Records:
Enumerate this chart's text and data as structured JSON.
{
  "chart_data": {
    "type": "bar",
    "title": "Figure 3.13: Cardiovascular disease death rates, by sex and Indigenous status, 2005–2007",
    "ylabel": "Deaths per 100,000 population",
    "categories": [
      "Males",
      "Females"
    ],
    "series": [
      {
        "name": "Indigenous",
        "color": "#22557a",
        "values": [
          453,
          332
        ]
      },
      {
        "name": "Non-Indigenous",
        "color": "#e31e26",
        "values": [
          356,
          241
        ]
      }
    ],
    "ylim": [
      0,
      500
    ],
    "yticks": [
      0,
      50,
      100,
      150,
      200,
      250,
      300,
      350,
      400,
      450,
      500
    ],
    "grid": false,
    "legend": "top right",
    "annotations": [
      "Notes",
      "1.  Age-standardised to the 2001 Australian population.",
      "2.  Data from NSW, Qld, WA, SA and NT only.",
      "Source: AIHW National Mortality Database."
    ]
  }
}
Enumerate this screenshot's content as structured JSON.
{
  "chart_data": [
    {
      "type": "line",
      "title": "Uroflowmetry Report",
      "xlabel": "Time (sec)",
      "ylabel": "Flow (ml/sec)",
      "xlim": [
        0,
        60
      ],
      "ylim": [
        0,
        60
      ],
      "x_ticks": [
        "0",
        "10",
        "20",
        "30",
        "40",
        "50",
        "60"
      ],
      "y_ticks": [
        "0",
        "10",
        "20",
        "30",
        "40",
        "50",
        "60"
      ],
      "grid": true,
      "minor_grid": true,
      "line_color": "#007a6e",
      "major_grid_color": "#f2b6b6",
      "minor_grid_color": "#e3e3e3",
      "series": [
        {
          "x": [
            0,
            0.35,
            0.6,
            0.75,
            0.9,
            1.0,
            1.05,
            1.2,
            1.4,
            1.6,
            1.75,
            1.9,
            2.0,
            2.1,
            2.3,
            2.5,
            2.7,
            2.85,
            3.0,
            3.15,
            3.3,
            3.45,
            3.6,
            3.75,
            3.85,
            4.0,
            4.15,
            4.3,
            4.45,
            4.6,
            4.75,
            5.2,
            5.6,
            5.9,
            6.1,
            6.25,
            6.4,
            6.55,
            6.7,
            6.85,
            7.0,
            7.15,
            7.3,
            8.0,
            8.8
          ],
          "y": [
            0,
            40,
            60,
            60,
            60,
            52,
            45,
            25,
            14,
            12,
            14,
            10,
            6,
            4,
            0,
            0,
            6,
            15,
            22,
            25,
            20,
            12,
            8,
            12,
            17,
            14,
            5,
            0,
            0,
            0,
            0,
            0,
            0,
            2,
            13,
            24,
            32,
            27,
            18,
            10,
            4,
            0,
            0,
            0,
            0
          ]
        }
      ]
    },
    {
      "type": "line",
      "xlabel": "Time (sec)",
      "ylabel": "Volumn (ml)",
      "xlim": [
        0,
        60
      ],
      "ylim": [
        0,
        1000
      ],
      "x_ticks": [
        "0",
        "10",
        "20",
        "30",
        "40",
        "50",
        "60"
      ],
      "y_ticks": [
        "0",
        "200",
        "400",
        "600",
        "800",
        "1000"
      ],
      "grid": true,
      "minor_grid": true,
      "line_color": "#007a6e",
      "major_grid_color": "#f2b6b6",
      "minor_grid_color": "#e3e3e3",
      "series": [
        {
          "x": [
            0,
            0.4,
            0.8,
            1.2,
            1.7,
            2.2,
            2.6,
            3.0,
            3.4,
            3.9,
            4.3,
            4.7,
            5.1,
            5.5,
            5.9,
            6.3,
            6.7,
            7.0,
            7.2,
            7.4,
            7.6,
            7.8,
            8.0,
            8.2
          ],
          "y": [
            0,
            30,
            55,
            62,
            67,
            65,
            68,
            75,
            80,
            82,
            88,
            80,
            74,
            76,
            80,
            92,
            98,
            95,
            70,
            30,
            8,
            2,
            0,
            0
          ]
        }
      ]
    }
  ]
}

EXERCISE TASK:
Write out every record shown above, word for word.

FINAL RESULT:
Enumerate this chart's text and data as structured JSON.
{
  "chart_data": {
    "type": "bar",
    "title": "Figure 3.13: Cardiovascular disease death rates, by sex and Indigenous status, 2005–2007",
    "ylabel": "Deaths per 100,000 population",
    "categories": [
      "Males",
      "Females"
    ],
    "series": [
      {
        "name": "Indigenous",
        "color": "#22557a",
        "values": [
          453,
          332
        ]
      },
      {
        "name": "Non-Indigenous",
        "color": "#e31e26",
        "values": [
          356,
          241
        ]
      }
    ],
    "ylim": [
      0,
      500
    ],
    "yticks": [
      0,
      50,
      100,
      150,
      200,
      250,
      300,
      350,
      400,
      450,
      500
    ],
    "grid": false,
    "legend": "top right",
    "annotations": [
      "Notes",
      "1.  Age-standardised to the 2001 Australian population.",
      "2.  Data from NSW, Qld, WA, SA and NT only.",
      "Source: AIHW National Mortality Database."
    ]
  }
}
Enumerate this screenshot's content as structured JSON.
{
  "chart_data": [
    {
      "type": "line",
      "title": "Uroflowmetry Report",
      "xlabel": "Time (sec)",
      "ylabel": "Flow (ml/sec)",
      "xlim": [
        0,
        60
      ],
      "ylim": [
        0,
        60
      ],
      "x_ticks": [
        "0",
        "10",
        "20",
        "30",
        "40",
        "50",
        "60"
      ],
      "y_ticks": [
        "0",
        "10",
        "20",
        "30",
        "40",
        "50",
        "60"
      ],
      "grid": true,
      "minor_grid": true,
      "line_color": "#007a6e",
      "major_grid_color": "#f2b6b6",
      "minor_grid_color": "#e3e3e3",
      "series": [
        {
          "x": [
            0,
            0.35,
            0.6,
            0.75,
            0.9,
            1.0,
            1.05,
            1.2,
            1.4,
            1.6,
            1.75,
            1.9,
            2.0,
            2.1,
            2.3,
            2.5,
            2.7,
            2.85,
            3.0,
            3.15,
            3.3,
            3.45,
            3.6,
            3.75,
            3.85,
            4.0,
            4.15,
            4.3,
            4.45,
            4.6,
            4.75,
            5.2,
            5.6,
            5.9,
            6.1,
            6.25,
            6.4,
            6.55,
            6.7,
            6.85,
            7.0,
            7.15,
            7.3,
            8.0,
            8.8
          ],
          "y": [
            0,
            40,
            60,
            60,
            60,
            52,
            45,
            25,
            14,
            12,
            14,
            10,
            6,
            4,
            0,
            0,
            6,
            15,
            22,
            25,
            20,
            12,
            8,
            12,
            17,
            14,
            5,
            0,
            0,
            0,
            0,
            0,
            0,
            2,
            13,
            24,
            32,
            27,
            18,
            10,
            4,
            0,
            0,
            0,
            0
          ]
        }
      ]
    },
    {
      "type": "line",
      "xlabel": "Time (sec)",
      "ylabel": "Volumn (ml)",
      "xlim": [
        0,
        60
      ],
      "ylim": [
        0,
        1000
      ],
      "x_ticks": [
        "0",
        "10",
        "20",
        "30",
        "40",
        "50",
        "60"
      ],
      "y_ticks": [
        "0",
        "200",
        "400",
        "600",
        "800",
        "1000"
      ],
      "grid": true,
      "minor_grid": true,
      "line_color": "#007a6e",
      "major_grid_color": "#f2b6b6",
      "minor_grid_color": "#e3e3e3",
      "series": [
        {
          "x": [
            0,
            0.4,
            0.8,
            1.2,
            1.7,
            2.2,
            2.6,
            3.0,
            3.4,
            3.9,
            4.3,
            4.7,
            5.1,
            5.5,
            5.9,
            6.3,
            6.7,
            7.0,
            7.2,
            7.4,
            7.6,
            7.8,
            8.0,
            8.2
          ],
          "y": [
            0,
            30,
            55,
            62,
            67,
            65,
            68,
            75,
            80,
            82,
            88,
            80,
            74,
            76,
            80,
            92,
            98,
            95,
            70,
            30,
            8,
            2,
            0,
            0
          ]
        }
      ]
    }
  ]
}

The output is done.